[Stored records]
------------------------------------------------------------------------
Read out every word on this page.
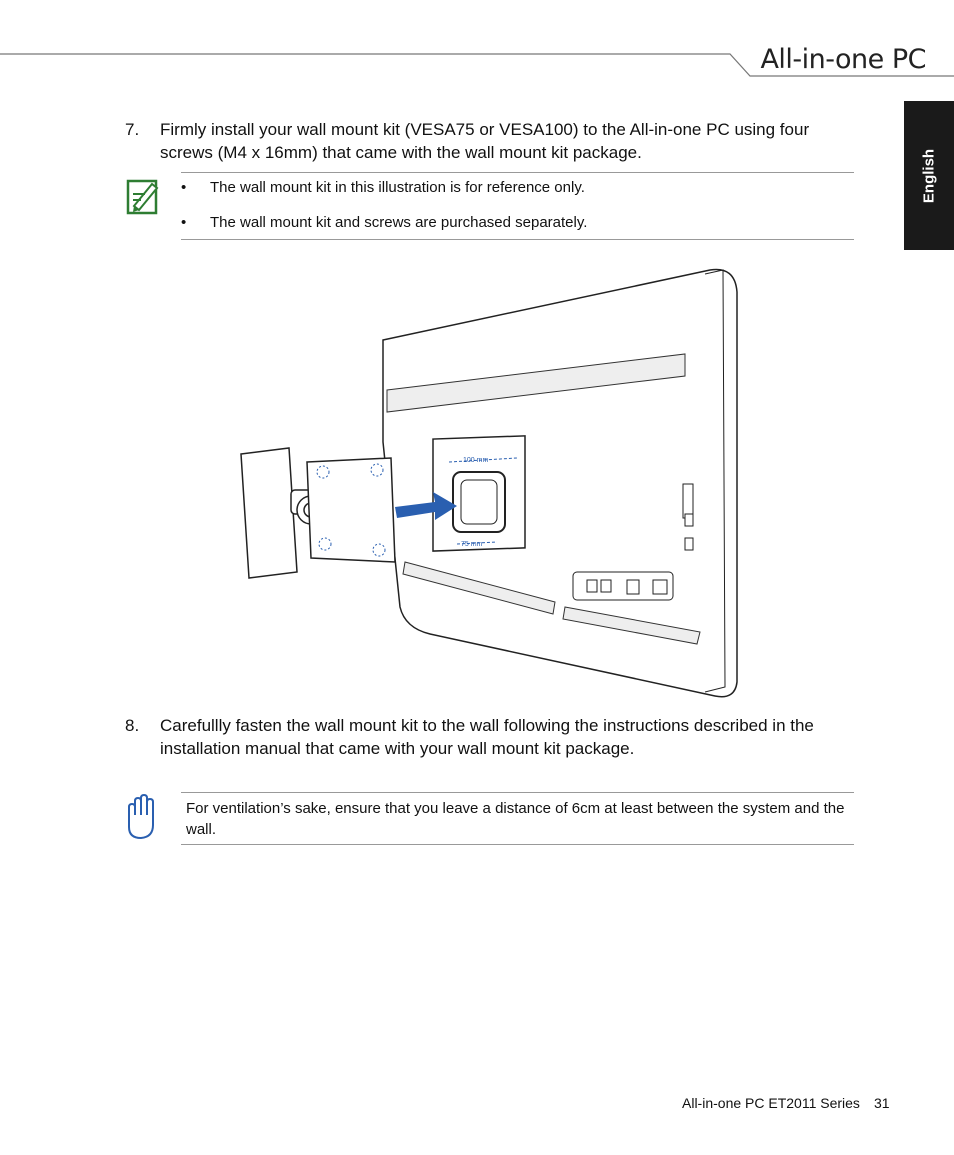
All-in-one PC
English
7. Firmly install your wall mount kit (VESA75 or VESA100) to the All-in-one PC using four screws (M4 x 16mm) that came with the wall mount kit package.
• The wall mount kit in this illustration is for reference only.
• The wall mount kit and screws are purchased separately.
100 mm
75 mm
8. Carefullly fasten the wall mount kit to the wall following the instructions described in the installation manual that came with your wall mount kit package.
For ventilation’s sake, ensure that you leave a distance of 6cm at least between the system and the wall.
All-in-one PC ET2011 Series 31
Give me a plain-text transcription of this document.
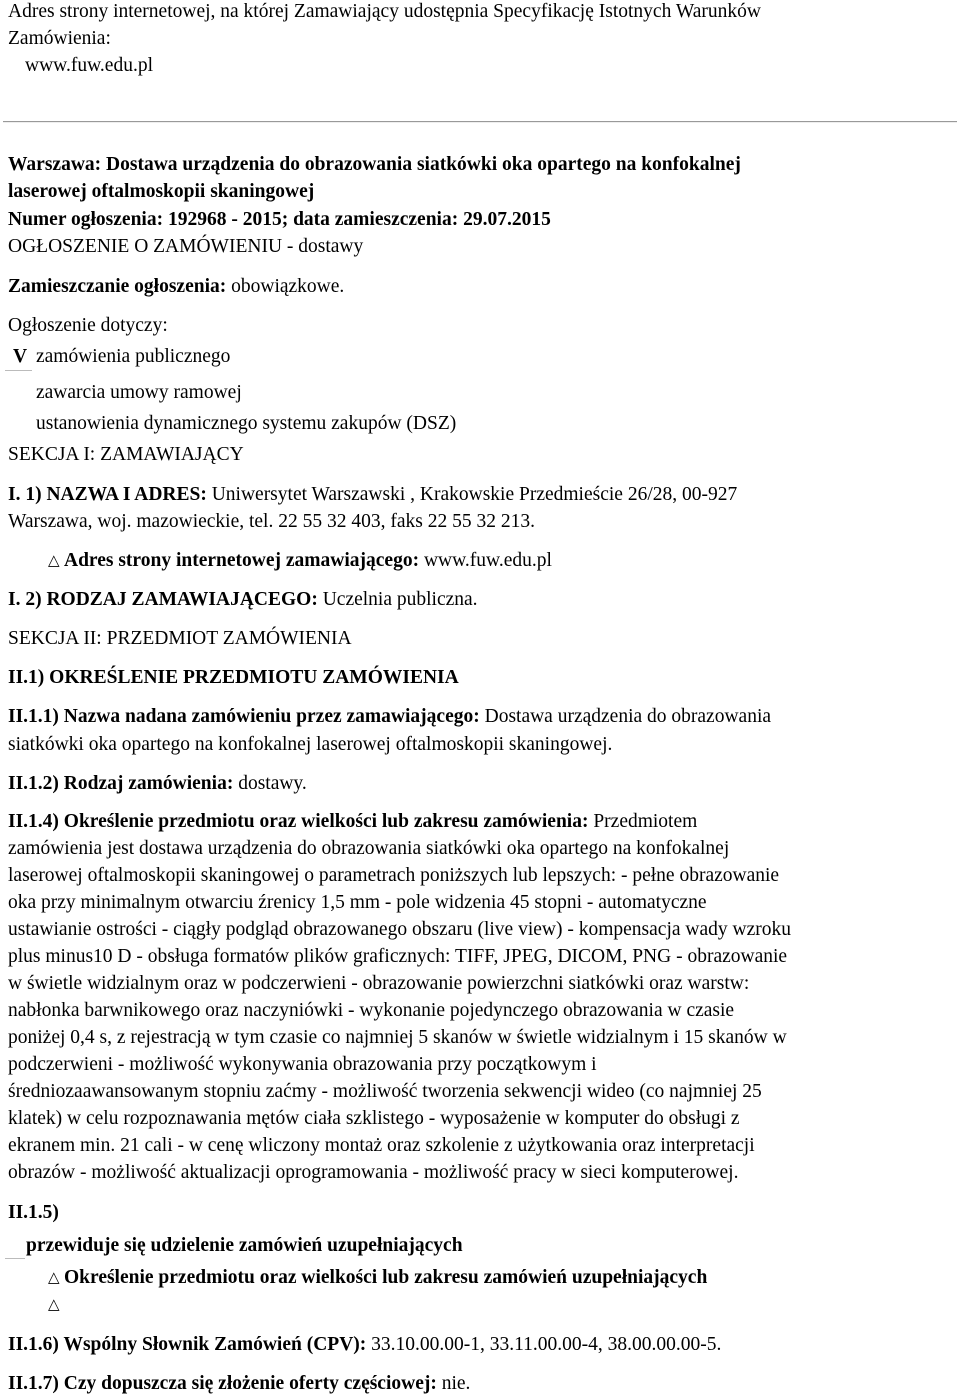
Adres strony internetowej, na której Zamawiający udostępnia Specyfikację Istotnych Warunków
Zamówienia:
www.fuw.edu.pl
Warszawa: Dostawa urządzenia do obrazowania siatkówki oka opartego na konfokalnej
laserowej oftalmoskopii skaningowej
Numer ogłoszenia: 192968 - 2015; data zamieszczenia: 29.07.2015
OGŁOSZENIE O ZAMÓWIENIU - dostawy
Zamieszczanie ogłoszenia: obowiązkowe.
Ogłoszenie dotyczy:
V zamówienia publicznego
zawarcia umowy ramowej
ustanowienia dynamicznego systemu zakupów (DSZ)
SEKCJA I: ZAMAWIAJĄCY
I. 1) NAZWA I ADRES: Uniwersytet Warszawski , Krakowskie Przedmieście 26/28, 00-927
Warszawa, woj. mazowieckie, tel. 22 55 32 403, faks 22 55 32 213.
△ Adres strony internetowej zamawiającego: www.fuw.edu.pl
I. 2) RODZAJ ZAMAWIAJĄCEGO: Uczelnia publiczna.
SEKCJA II: PRZEDMIOT ZAMÓWIENIA
II.1) OKREŚLENIE PRZEDMIOTU ZAMÓWIENIA
II.1.1) Nazwa nadana zamówieniu przez zamawiającego: Dostawa urządzenia do obrazowania
siatkówki oka opartego na konfokalnej laserowej oftalmoskopii skaningowej.
II.1.2) Rodzaj zamówienia: dostawy.
II.1.4) Określenie przedmiotu oraz wielkości lub zakresu zamówienia: Przedmiotem
zamówienia jest dostawa urządzenia do obrazowania siatkówki oka opartego na konfokalnej
laserowej oftalmoskopii skaningowej o parametrach poniższych lub lepszych: - pełne obrazowanie
oka przy minimalnym otwarciu źrenicy 1,5 mm - pole widzenia 45 stopni - automatyczne
ustawianie ostrości - ciągły podgląd obrazowanego obszaru (live view) - kompensacja wady wzroku
plus minus10 D - obsługa formatów plików graficznych: TIFF, JPEG, DICOM, PNG - obrazowanie
w świetle widzialnym oraz w podczerwieni - obrazowanie powierzchni siatkówki oraz warstw:
nabłonka barwnikowego oraz naczyniówki - wykonanie pojedynczego obrazowania w czasie
poniżej 0,4 s, z rejestracją w tym czasie co najmniej 5 skanów w świetle widzialnym i 15 skanów w
podczerwieni - możliwość wykonywania obrazowania przy początkowym i
średniozaawansowanym stopniu zaćmy - możliwość tworzenia sekwencji wideo (co najmniej 25
klatek) w celu rozpoznawania mętów ciała szklistego - wyposażenie w komputer do obsługi z
ekranem min. 21 cali - w cenę wliczony montaż oraz szkolenie z użytkowania oraz interpretacji
obrazów - możliwość aktualizacji oprogramowania - możliwość pracy w sieci komputerowej.
II.1.5)
przewiduje się udzielenie zamówień uzupełniających
△ Określenie przedmiotu oraz wielkości lub zakresu zamówień uzupełniających
△
II.1.6) Wspólny Słownik Zamówień (CPV): 33.10.00.00-1, 33.11.00.00-4, 38.00.00.00-5.
II.1.7) Czy dopuszcza się złożenie oferty częściowej: nie.
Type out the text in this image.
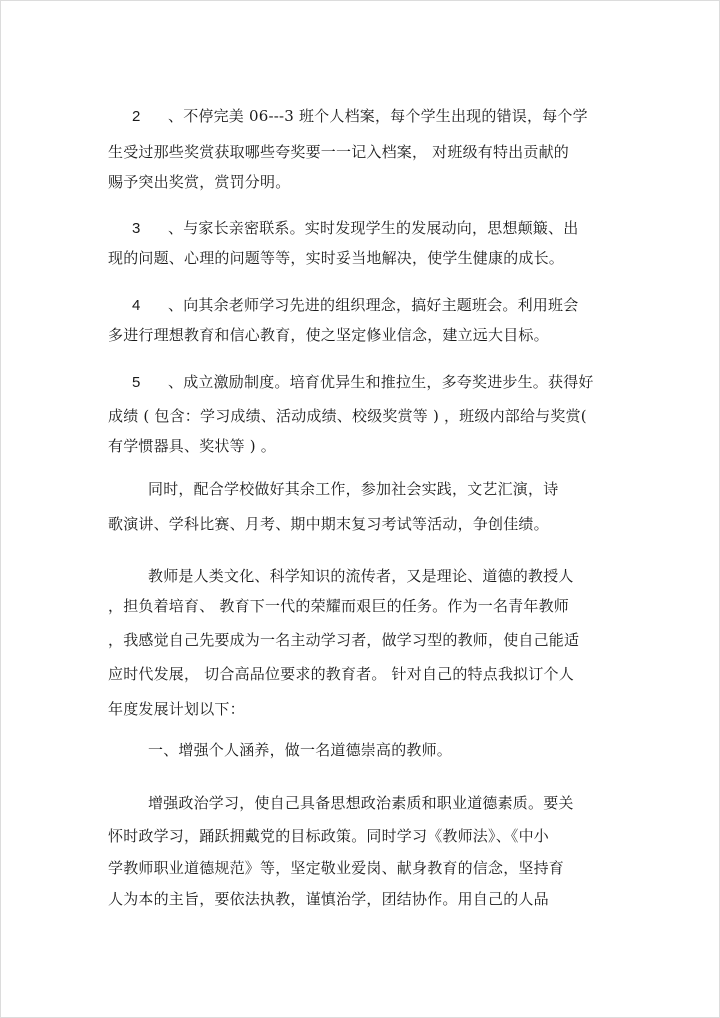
2 、不停完美 06---3 班个人档案，每个学生出现的错误，每个学
生受过那些奖赏获取哪些夸奖要一一记入档案， 对班级有特出贡献的
赐予突出奖赏，赏罚分明。
3 、与家长亲密联系。实时发现学生的发展动向，思想颠簸、出
现的问题、心理的问题等等，实时妥当地解决，使学生健康的成长。
4 、向其余老师学习先进的组织理念，搞好主题班会。利用班会
多进行理想教育和信心教育，使之坚定修业信念，建立远大目标。
5 、成立激励制度。培育优异生和推拉生，多夸奖进步生。获得好
成绩 ( 包含：学习成绩、活动成绩、校级奖赏等 ) ，班级内部给与奖赏(
有学惯器具、奖状等 ) 。
同时，配合学校做好其余工作，参加社会实践，文艺汇演，诗
歌演讲、学科比赛、月考、期中期末复习考试等活动，争创佳绩。
教师是人类文化、科学知识的流传者，又是理论、道德的教授人
，担负着培育、 教育下一代的荣耀而艰巨的任务。作为一名青年教师
，我感觉自己先要成为一名主动学习者，做学习型的教师，使自己能适
应时代发展， 切合高品位要求的教育者。 针对自己的特点我拟订个人
年度发展计划以下：
一、增强个人涵养，做一名道德崇高的教师。
增强政治学习，使自己具备思想政治素质和职业道德素质。要关
怀时政学习，踊跃拥戴党的目标政策。同时学习《教师法》、《中小
学教师职业道德规范》等，坚定敬业爱岗、献身教育的信念，坚持育
人为本的主旨，要依法执教，谨慎治学，团结协作。用自己的人品
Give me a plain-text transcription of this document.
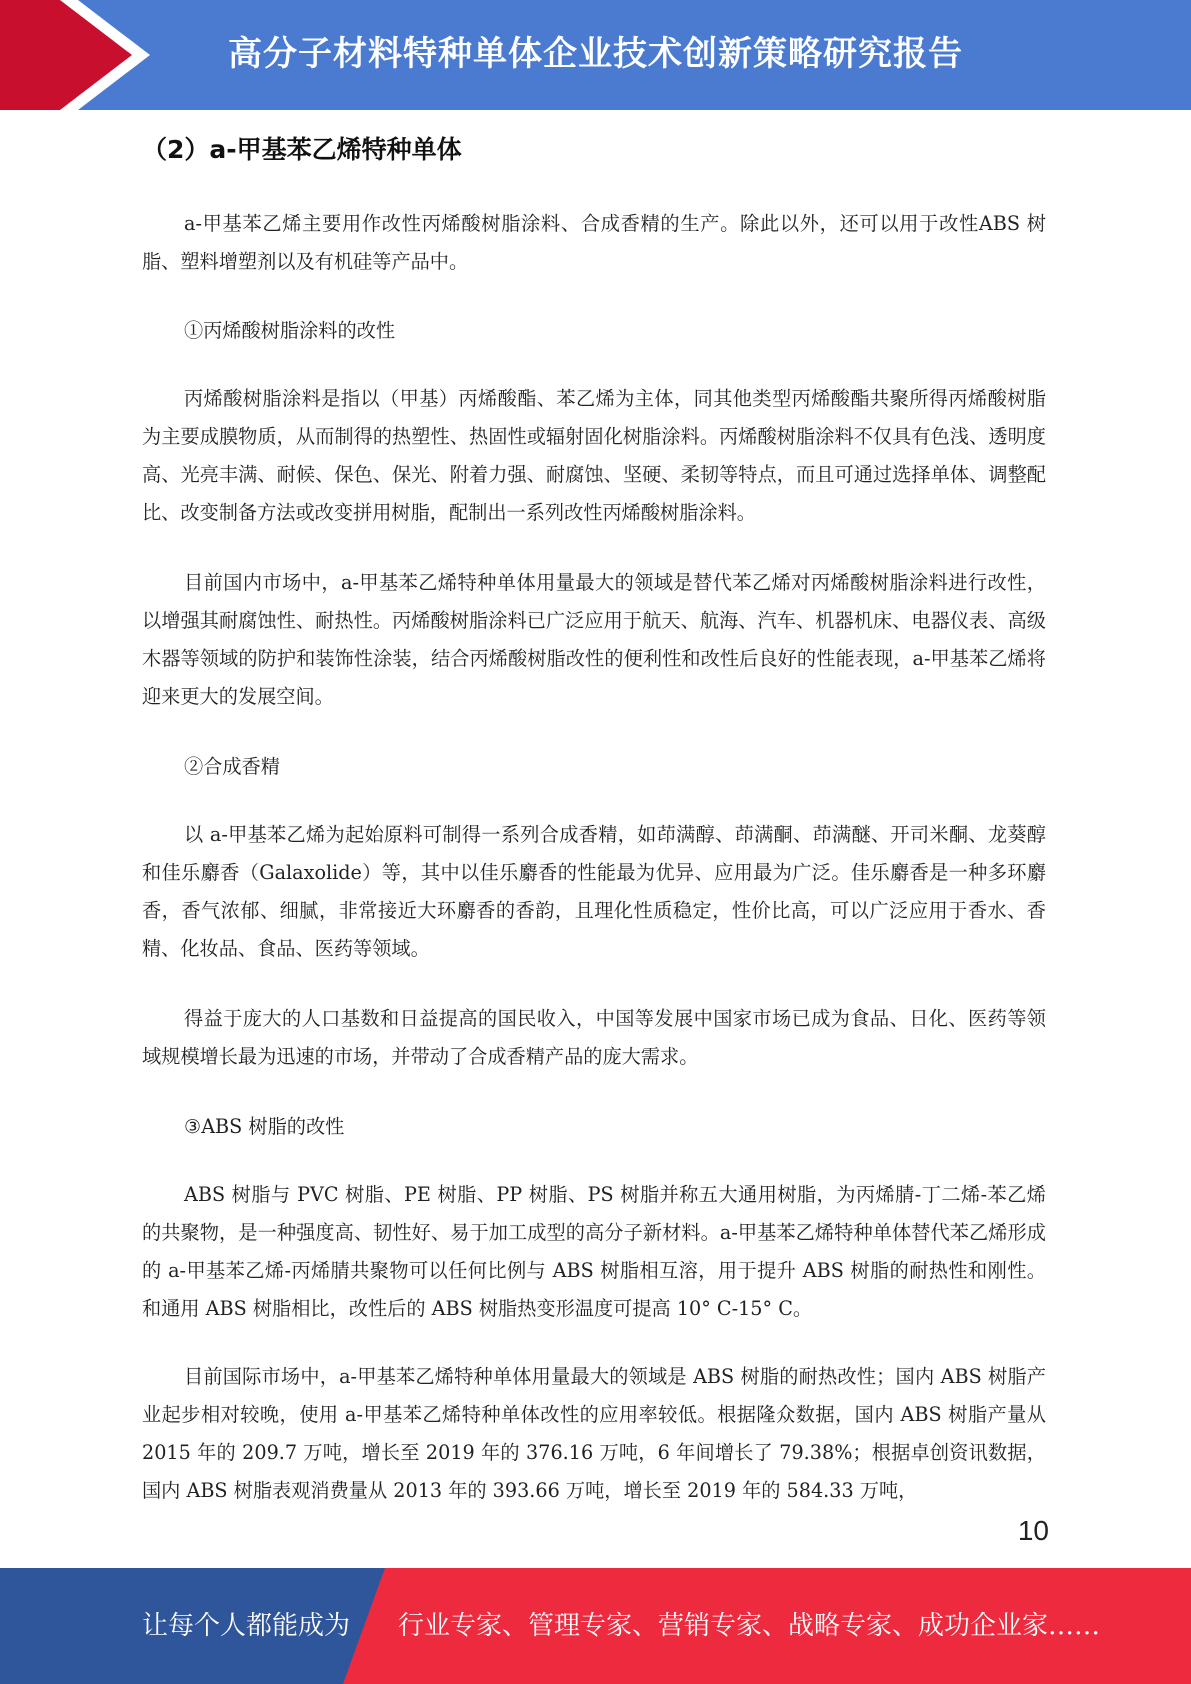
高分子材料特种单体企业技术创新策略研究报告
（2）a-甲基苯乙烯特种单体

a-甲基苯乙烯主要用作改性丙烯酸树脂涂料、合成香精的生产。除此以外，还可以用于改性ABS 树脂、塑料增塑剂以及有机硅等产品中。

①丙烯酸树脂涂料的改性

丙烯酸树脂涂料是指以（甲基）丙烯酸酯、苯乙烯为主体，同其他类型丙烯酸酯共聚所得丙烯酸树脂为主要成膜物质，从而制得的热塑性、热固性或辐射固化树脂涂料。丙烯酸树脂涂料不仅具有色浅、透明度高、光亮丰满、耐候、保色、保光、附着力强、耐腐蚀、坚硬、柔韧等特点，而且可通过选择单体、调整配比、改变制备方法或改变拼用树脂，配制出一系列改性丙烯酸树脂涂料。

目前国内市场中，a-甲基苯乙烯特种单体用量最大的领域是替代苯乙烯对丙烯酸树脂涂料进行改性，以增强其耐腐蚀性、耐热性。丙烯酸树脂涂料已广泛应用于航天、航海、汽车、机器机床、电器仪表、高级木器等领域的防护和装饰性涂装，结合丙烯酸树脂改性的便利性和改性后良好的性能表现，a-甲基苯乙烯将迎来更大的发展空间。

②合成香精

以 a-甲基苯乙烯为起始原料可制得一系列合成香精，如茚满醇、茚满酮、茚满醚、开司米酮、龙葵醇和佳乐麝香（Galaxolide）等，其中以佳乐麝香的性能最为优异、应用最为广泛。佳乐麝香是一种多环麝香，香气浓郁、细腻，非常接近大环麝香的香韵，且理化性质稳定，性价比高，可以广泛应用于香水、香精、化妆品、食品、医药等领域。

得益于庞大的人口基数和日益提高的国民收入，中国等发展中国家市场已成为食品、日化、医药等领域规模增长最为迅速的市场，并带动了合成香精产品的庞大需求。

③ABS 树脂的改性

ABS 树脂与 PVC 树脂、PE 树脂、PP 树脂、PS 树脂并称五大通用树脂，为丙烯腈-丁二烯-苯乙烯的共聚物，是一种强度高、韧性好、易于加工成型的高分子新材料。a-甲基苯乙烯特种单体替代苯乙烯形成的 a-甲基苯乙烯-丙烯腈共聚物可以任何比例与 ABS 树脂相互溶，用于提升 ABS 树脂的耐热性和刚性。和通用 ABS 树脂相比，改性后的 ABS 树脂热变形温度可提高 10° C-15° C。

目前国际市场中，a-甲基苯乙烯特种单体用量最大的领域是 ABS 树脂的耐热改性；国内 ABS 树脂产业起步相对较晚，使用 a-甲基苯乙烯特种单体改性的应用率较低。根据隆众数据，国内 ABS 树脂产量从 2015 年的 209.7 万吨，增长至 2019 年的 376.16 万吨，6 年间增长了 79.38%；根据卓创资讯数据，国内 ABS 树脂表观消费量从 2013 年的 393.66 万吨，增长至 2019 年的 584.33 万吨，

10
让每个人都能成为 行业专家、管理专家、营销专家、战略专家、成功企业家……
------------------------------------------------------------------------
#### Written task:
Show every line from the listing above in which the string "wall" appears.

#### Result below:
7. Firmly install your wall mount kit (VESA75 or VESA100) to the All-in-one PC using four screws (M4 x 16mm) that came with the wall mount kit package.
• The wall mount kit in this illustration is for reference only.
• The wall mount kit and screws are purchased separately.
8. Carefullly fasten the wall mount kit to the wall following the instructions described in the installation manual that came with your wall mount kit package.
For ventilation’s sake, ensure that you leave a distance of 6cm at least between the system and the wall.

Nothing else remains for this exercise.